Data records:
┄┄┄┄┄┄┄┄┄┄

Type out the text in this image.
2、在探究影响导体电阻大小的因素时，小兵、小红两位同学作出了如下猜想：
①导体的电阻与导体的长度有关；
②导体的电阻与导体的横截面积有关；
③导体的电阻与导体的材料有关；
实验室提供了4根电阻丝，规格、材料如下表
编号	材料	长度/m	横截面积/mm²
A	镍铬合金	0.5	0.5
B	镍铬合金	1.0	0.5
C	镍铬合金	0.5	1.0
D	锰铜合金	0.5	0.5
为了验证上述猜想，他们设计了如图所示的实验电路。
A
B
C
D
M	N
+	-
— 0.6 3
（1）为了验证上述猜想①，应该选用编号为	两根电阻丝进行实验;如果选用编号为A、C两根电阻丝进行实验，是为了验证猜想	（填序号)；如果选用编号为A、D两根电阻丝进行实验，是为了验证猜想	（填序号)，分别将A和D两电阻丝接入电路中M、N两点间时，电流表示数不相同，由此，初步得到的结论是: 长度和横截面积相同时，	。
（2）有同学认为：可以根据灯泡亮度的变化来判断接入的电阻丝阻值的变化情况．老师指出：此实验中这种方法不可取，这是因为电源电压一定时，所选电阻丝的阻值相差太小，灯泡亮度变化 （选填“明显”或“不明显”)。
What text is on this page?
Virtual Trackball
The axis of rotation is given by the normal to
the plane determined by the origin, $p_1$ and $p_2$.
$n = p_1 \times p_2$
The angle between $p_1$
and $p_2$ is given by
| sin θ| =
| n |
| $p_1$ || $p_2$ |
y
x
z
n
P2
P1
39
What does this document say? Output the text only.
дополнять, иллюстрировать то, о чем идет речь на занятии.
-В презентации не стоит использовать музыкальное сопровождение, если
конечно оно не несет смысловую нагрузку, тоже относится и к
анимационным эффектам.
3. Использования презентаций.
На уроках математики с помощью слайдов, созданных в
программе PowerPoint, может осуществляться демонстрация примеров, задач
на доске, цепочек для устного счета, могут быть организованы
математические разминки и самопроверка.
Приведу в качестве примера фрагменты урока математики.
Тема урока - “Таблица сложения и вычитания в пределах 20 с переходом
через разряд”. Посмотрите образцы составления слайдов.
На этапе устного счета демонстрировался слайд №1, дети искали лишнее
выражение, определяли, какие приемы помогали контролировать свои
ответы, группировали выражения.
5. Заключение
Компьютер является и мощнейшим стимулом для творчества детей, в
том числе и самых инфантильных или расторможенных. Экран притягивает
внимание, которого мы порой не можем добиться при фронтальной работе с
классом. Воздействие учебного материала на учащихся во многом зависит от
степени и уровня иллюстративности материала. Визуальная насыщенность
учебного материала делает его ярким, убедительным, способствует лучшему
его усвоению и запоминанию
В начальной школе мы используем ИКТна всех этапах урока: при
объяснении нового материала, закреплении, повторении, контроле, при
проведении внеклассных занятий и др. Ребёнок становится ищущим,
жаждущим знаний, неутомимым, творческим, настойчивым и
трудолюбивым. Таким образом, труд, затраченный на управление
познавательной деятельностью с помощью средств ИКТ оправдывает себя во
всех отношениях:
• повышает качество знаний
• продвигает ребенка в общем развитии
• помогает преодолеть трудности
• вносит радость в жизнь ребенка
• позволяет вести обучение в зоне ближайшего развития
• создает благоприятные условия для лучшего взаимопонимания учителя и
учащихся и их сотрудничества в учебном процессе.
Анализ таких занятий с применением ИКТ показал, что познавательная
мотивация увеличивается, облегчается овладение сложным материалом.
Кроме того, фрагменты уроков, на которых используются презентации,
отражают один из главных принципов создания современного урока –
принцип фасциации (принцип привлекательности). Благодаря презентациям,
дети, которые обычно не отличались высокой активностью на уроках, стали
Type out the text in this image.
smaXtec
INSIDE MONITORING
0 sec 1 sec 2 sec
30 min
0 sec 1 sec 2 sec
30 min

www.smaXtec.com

┄┄┄┄┄┄┄┄┄┄

What you need to do:
Using the records above, pull out each line where the word "математики" occurs.

Result:
На уроках математики с помощью слайдов, созданных в
Приведу в качестве примера фрагменты урока математики.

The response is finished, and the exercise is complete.